- BAGIAN TEKS
▼▼▼

Di
awal mendengar nama dari judul cerpen tersebut, saya mulai tertarik, Godlob. Mungkin hanya satu karya yang
menggunakan nama Godlob menjadi
judul, karena memang kata itu asing di telinga saya. Rasa penasaran itu
diteruskan dengan mencari tahu apa arti nama tersebut dengan bantuan mesin
pencaharian saat ini, Google. Setelah dicari, ada dua arti yang berbeda dalam
kata Godlob ini. Yang pertama, kata Godlob merupakan dua kata yang
digabungkan, yakni kata God (dalam bahasa Inggris berarti Tuhan) dan Love
(dalam bahasa Inggris berarti Cinta). Yang kedua, kata Godlob merupakan kata
dari bahasa Arab “ghadhab”, yang berarti kemurkaan. Sebelum membaca cerpen
Godlob ini, jelas saya tidak mengerti apa yang akan diceritakan Danarto karena
ada dua arti yang berbeda jauh satu sama lain.
Sebelum
lebih jauh menyusuri cerpen ini, ada baiknya saya memperkenalkan siapa penulis
cerpen Godlob. Danarto namanya, ia sastrawan dan pelukis terkemuka di
Indonesia. Ia dilahirkan pada tanggal 27 Juni 1941 di Sragen, Jawa Tengah. Tak
heran memang bila cerpen-cerpennya berlatar belakang budaya orang Jawa, yaitu
sikap hidup orang Jawa khususnya dunia kebatinan atau mistik Jawa. Namun,
berbeda dengan cerpennya yang berjudul Godlob ini. Dalam cerpennya tidak ada
unsur dunia kebatinan atau mistik Jawa. Walaupun, ada sedikit hal berbau mistik
di dalamnya seperti kematian.
Cerpen
Godlob ditulis pada tahun 1967 dan dijadikan kumpulan cerpen yang nama Godlob
sendiri dijadikan judul pada tahun 1975. Sebenarnya Danarto tidak bisa
digolongkan ke dalam penulis produktif, karena tidak hanya menulis yang ditekuninya
melainkan seni drama dan seni lukis juga. Tercatat selama kurun waktu 12 tahun (1975-1987),
Danarto hanya menghasilkan 4 buku kumpulan cerpen yaitu Godlob, Adam Ma’rifat,
Berhala, dan Orang Jawa Naik Haji.
Ketika
saya mendapat cerpen ini di salah satu website, saya langsung membacanya. Kesan
pertama yang saya dapat ketika membaca paragraf pertama, bingung. Saya tipe
pembaca yang lambat membaca situasi dalam cerpen. Namun ketika saya membaca
paragraf-paragraf selanjutnya, saya mulai memahami situasi macam apa yang ada
di dalam cerpen. Suasana setelah perang tentunya. Danarto benar-benar
menggambarkan situasinya secara visualisasi yang tajam, sehingga pembaca mampu
larut dalam suasana yang berusaha digambarkan oleh Danarto.
Ada
sebagian kata-kata yang diulang oleh Danarto dalam cerpen Godlob ini.

▲▲▲

[Catatan Tata Letak]

▼▼▼

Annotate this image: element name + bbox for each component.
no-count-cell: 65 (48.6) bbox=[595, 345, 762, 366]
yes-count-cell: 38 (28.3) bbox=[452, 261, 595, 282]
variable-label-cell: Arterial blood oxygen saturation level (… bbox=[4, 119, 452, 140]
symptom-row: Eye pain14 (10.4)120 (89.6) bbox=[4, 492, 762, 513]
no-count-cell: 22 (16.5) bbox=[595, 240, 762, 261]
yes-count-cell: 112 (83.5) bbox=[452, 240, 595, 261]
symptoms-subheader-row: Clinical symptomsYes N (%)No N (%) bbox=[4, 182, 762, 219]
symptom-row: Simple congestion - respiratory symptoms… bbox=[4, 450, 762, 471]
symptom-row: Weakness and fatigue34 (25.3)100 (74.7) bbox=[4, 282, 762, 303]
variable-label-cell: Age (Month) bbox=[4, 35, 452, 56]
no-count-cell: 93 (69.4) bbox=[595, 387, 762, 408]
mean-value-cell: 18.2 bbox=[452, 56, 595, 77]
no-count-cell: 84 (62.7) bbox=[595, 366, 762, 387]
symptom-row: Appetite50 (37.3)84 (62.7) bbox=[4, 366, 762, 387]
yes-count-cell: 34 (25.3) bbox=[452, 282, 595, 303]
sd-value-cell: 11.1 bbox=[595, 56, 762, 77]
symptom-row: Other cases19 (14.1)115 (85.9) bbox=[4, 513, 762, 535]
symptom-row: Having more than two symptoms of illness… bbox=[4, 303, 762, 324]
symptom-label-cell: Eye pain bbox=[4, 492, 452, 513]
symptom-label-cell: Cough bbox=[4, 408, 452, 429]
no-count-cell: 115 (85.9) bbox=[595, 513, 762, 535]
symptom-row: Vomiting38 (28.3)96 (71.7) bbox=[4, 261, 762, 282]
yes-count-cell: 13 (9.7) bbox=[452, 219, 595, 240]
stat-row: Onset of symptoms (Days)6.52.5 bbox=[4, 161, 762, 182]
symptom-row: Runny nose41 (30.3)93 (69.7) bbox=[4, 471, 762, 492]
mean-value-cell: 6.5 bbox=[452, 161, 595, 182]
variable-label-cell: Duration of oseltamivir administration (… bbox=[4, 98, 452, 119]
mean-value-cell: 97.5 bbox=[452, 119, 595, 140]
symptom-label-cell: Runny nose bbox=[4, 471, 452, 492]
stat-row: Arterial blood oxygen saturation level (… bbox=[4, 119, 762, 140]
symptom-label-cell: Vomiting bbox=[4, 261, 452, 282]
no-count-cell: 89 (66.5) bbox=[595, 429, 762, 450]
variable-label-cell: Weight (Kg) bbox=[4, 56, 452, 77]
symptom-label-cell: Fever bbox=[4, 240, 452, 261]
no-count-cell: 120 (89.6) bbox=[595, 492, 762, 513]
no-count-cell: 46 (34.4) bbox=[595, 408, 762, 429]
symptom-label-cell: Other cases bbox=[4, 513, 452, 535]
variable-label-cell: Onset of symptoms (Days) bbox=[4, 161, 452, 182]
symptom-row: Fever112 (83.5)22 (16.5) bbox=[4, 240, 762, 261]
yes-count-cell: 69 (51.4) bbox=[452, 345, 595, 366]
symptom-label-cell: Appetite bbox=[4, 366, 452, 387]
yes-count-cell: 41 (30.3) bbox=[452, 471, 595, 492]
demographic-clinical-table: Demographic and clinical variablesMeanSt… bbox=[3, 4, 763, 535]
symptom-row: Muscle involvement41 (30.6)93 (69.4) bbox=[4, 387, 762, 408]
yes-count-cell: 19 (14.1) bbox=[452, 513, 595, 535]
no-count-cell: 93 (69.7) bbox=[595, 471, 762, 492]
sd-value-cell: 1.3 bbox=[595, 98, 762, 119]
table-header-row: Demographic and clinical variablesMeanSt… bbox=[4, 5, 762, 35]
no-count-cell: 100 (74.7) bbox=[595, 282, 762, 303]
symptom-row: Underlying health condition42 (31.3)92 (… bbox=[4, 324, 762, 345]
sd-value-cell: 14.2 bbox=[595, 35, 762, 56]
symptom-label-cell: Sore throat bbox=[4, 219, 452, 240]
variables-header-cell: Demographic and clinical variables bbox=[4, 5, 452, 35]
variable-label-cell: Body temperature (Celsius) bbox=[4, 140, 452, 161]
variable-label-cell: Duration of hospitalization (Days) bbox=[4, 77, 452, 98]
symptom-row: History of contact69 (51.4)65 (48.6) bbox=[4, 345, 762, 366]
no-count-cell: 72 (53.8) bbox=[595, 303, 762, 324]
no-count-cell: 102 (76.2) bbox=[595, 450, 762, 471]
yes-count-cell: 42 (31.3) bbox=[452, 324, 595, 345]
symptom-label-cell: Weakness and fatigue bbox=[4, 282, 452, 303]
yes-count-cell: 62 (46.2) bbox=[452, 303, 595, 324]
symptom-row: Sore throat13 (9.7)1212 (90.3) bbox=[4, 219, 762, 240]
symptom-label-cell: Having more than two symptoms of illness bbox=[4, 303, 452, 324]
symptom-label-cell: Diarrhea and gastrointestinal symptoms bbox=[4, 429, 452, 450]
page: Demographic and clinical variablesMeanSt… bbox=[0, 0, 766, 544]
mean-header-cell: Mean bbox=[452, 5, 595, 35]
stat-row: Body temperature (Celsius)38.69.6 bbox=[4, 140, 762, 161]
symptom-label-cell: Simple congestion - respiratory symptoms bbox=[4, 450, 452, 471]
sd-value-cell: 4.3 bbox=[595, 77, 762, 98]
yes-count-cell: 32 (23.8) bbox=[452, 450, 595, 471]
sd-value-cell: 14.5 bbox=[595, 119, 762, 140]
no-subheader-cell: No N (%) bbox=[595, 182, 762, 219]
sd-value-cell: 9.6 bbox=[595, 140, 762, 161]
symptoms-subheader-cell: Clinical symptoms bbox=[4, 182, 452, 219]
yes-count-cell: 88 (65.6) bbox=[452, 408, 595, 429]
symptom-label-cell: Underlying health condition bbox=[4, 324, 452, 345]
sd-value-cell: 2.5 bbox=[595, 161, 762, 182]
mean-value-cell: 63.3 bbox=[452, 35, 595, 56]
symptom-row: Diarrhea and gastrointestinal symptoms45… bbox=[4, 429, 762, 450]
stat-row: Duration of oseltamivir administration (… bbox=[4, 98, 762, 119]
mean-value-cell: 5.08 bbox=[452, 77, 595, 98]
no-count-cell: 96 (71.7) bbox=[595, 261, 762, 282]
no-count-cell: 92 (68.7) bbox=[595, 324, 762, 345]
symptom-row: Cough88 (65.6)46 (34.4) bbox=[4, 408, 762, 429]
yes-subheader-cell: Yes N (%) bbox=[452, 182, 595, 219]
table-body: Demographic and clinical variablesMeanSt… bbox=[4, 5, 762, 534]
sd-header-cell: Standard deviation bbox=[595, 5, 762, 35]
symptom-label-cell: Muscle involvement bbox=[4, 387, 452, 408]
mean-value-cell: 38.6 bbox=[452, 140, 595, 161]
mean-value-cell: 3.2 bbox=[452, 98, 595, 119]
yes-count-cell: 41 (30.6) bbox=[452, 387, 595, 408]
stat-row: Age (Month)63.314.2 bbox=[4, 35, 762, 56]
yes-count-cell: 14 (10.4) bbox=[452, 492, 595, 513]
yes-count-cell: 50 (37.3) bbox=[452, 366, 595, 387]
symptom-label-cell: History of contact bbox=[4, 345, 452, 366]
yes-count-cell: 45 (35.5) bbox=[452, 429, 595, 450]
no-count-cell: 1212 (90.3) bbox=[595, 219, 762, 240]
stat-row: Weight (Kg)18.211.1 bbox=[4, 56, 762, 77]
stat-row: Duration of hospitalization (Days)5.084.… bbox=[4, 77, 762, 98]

▲▲▲

- TUJUAN
Berdasarkan teks tentang cerpen Godlob, sebutkan tahun cerpen itu ditulis.

- PENYELESAIAN
Cerpen Godlob ditulis pada tahun 1967.